Short task: Produce a word-for-word copy of the listing below without its pictures.

Items:
::::
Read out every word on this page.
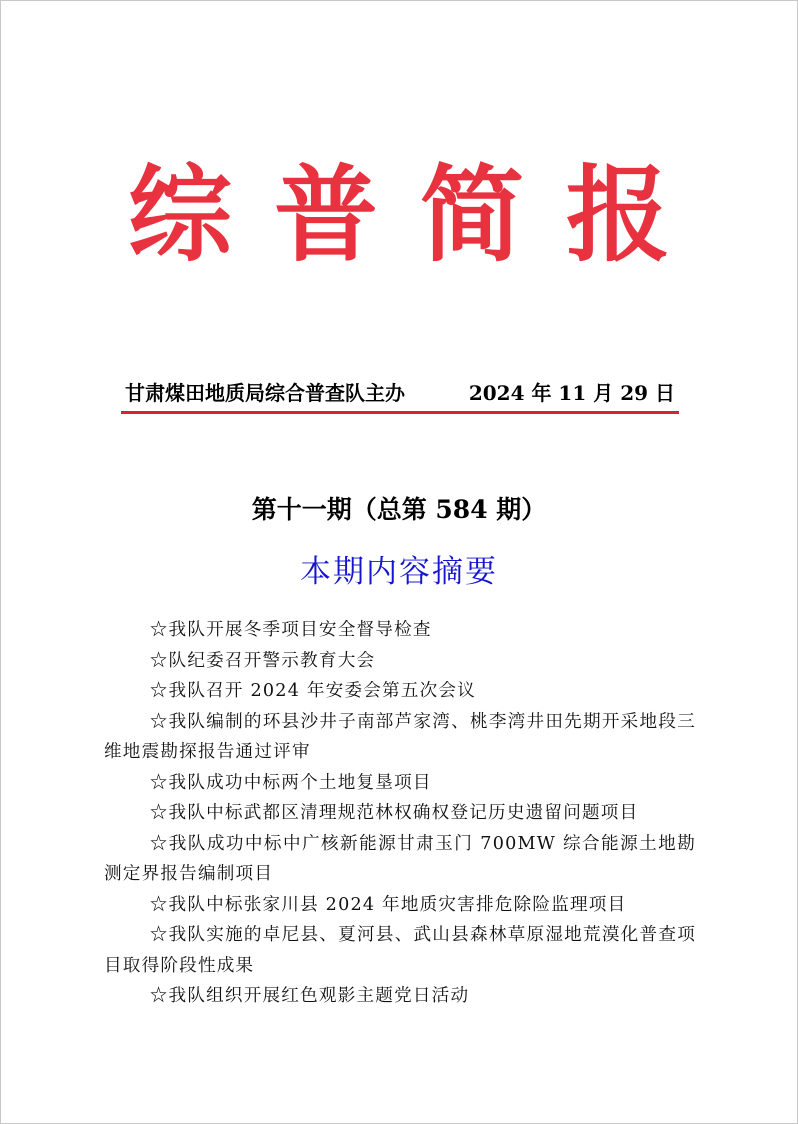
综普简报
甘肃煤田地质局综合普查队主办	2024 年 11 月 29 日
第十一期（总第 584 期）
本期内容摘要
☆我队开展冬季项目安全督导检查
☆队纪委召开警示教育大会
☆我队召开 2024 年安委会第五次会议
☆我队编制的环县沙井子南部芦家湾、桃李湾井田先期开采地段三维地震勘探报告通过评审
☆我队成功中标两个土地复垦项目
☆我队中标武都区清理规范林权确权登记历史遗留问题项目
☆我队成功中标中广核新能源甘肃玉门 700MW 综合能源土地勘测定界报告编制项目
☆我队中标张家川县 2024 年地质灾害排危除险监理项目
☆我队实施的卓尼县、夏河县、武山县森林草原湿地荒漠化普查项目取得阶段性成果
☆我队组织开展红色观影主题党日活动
::::
Completed exercise:
Read out every word on this page.
综普简报
甘肃煤田地质局综合普查队主办	2024 年 11 月 29 日
第十一期（总第 584 期）
本期内容摘要
☆我队开展冬季项目安全督导检查
☆队纪委召开警示教育大会
☆我队召开 2024 年安委会第五次会议
☆我队编制的环县沙井子南部芦家湾、桃李湾井田先期开采地段三维地震勘探报告通过评审
☆我队成功中标两个土地复垦项目
☆我队中标武都区清理规范林权确权登记历史遗留问题项目
☆我队成功中标中广核新能源甘肃玉门 700MW 综合能源土地勘测定界报告编制项目
☆我队中标张家川县 2024 年地质灾害排危除险监理项目
☆我队实施的卓尼县、夏河县、武山县森林草原湿地荒漠化普查项目取得阶段性成果
☆我队组织开展红色观影主题党日活动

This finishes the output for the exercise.